Problem description
Print the entries verbatim, leaving out the images they contain.
◆ ◆ ◆ ◆ ◆
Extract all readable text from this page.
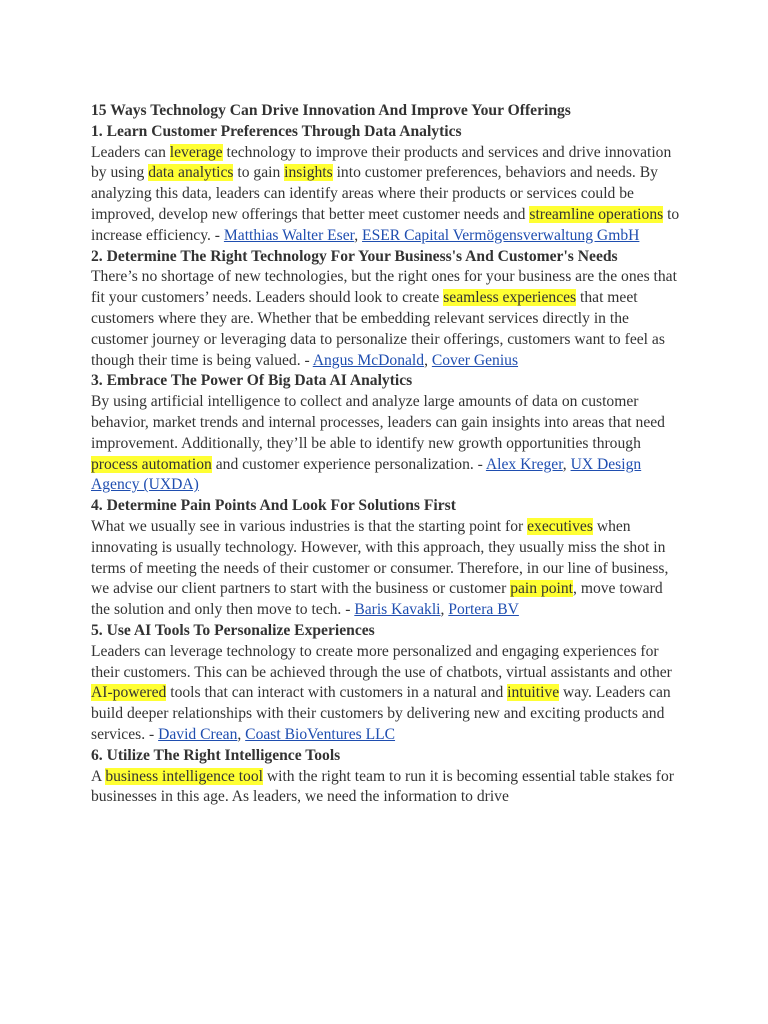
15 Ways Technology Can Drive Innovation And Improve Your Offerings
1. Learn Customer Preferences Through Data Analytics

Leaders can leverage technology to improve their products and services and drive innovation by using data analytics to gain insights into customer preferences, behaviors and needs. By analyzing this data, leaders can identify areas where their products or services could be improved, develop new offerings that better meet customer needs and streamline operations to increase efficiency. - Matthias Walter Eser, ESER Capital Vermögensverwaltung GmbH

2. Determine The Right Technology For Your Business's And Customer's Needs

There’s no shortage of new technologies, but the right ones for your business are the ones that fit your customers’ needs. Leaders should look to create seamless experiences that meet customers where they are. Whether that be embedding relevant services directly in the customer journey or leveraging data to personalize their offerings, customers want to feel as though their time is being valued. - Angus McDonald, Cover Genius

3. Embrace The Power Of Big Data AI Analytics

By using artificial intelligence to collect and analyze large amounts of data on customer behavior, market trends and internal processes, leaders can gain insights into areas that need improvement. Additionally, they’ll be able to identify new growth opportunities through process automation and customer experience personalization. - Alex Kreger, UX Design Agency (UXDA)

4. Determine Pain Points And Look For Solutions First

What we usually see in various industries is that the starting point for executives when innovating is usually technology. However, with this approach, they usually miss the shot in terms of meeting the needs of their customer or consumer. Therefore, in our line of business, we advise our client partners to start with the business or customer pain point, move toward the solution and only then move to tech. - Baris Kavakli, Portera BV

5. Use AI Tools To Personalize Experiences

Leaders can leverage technology to create more personalized and engaging experiences for their customers. This can be achieved through the use of chatbots, virtual assistants and other AI-powered tools that can interact with customers in a natural and intuitive way. Leaders can build deeper relationships with their customers by delivering new and exciting products and services. - David Crean, Coast BioVentures LLC

6. Utilize The Right Intelligence Tools

A business intelligence tool with the right team to run it is becoming essential table stakes for businesses in this age. As leaders, we need the information to drive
◆ ◆ ◆ ◆ ◆
Solution to this task
Extract all readable text from this page.
15 Ways Technology Can Drive Innovation And Improve Your Offerings
1. Learn Customer Preferences Through Data Analytics

Leaders can leverage technology to improve their products and services and drive innovation by using data analytics to gain insights into customer preferences, behaviors and needs. By analyzing this data, leaders can identify areas where their products or services could be improved, develop new offerings that better meet customer needs and streamline operations to increase efficiency. - Matthias Walter Eser, ESER Capital Vermögensverwaltung GmbH

2. Determine The Right Technology For Your Business's And Customer's Needs

There’s no shortage of new technologies, but the right ones for your business are the ones that fit your customers’ needs. Leaders should look to create seamless experiences that meet customers where they are. Whether that be embedding relevant services directly in the customer journey or leveraging data to personalize their offerings, customers want to feel as though their time is being valued. - Angus McDonald, Cover Genius

3. Embrace The Power Of Big Data AI Analytics

By using artificial intelligence to collect and analyze large amounts of data on customer behavior, market trends and internal processes, leaders can gain insights into areas that need improvement. Additionally, they’ll be able to identify new growth opportunities through process automation and customer experience personalization. - Alex Kreger, UX Design Agency (UXDA)

4. Determine Pain Points And Look For Solutions First

What we usually see in various industries is that the starting point for executives when innovating is usually technology. However, with this approach, they usually miss the shot in terms of meeting the needs of their customer or consumer. Therefore, in our line of business, we advise our client partners to start with the business or customer pain point, move toward the solution and only then move to tech. - Baris Kavakli, Portera BV

5. Use AI Tools To Personalize Experiences

Leaders can leverage technology to create more personalized and engaging experiences for their customers. This can be achieved through the use of chatbots, virtual assistants and other AI-powered tools that can interact with customers in a natural and intuitive way. Leaders can build deeper relationships with their customers by delivering new and exciting products and services. - David Crean, Coast BioVentures LLC

6. Utilize The Right Intelligence Tools

A business intelligence tool with the right team to run it is becoming essential table stakes for businesses in this age. As leaders, we need the information to drive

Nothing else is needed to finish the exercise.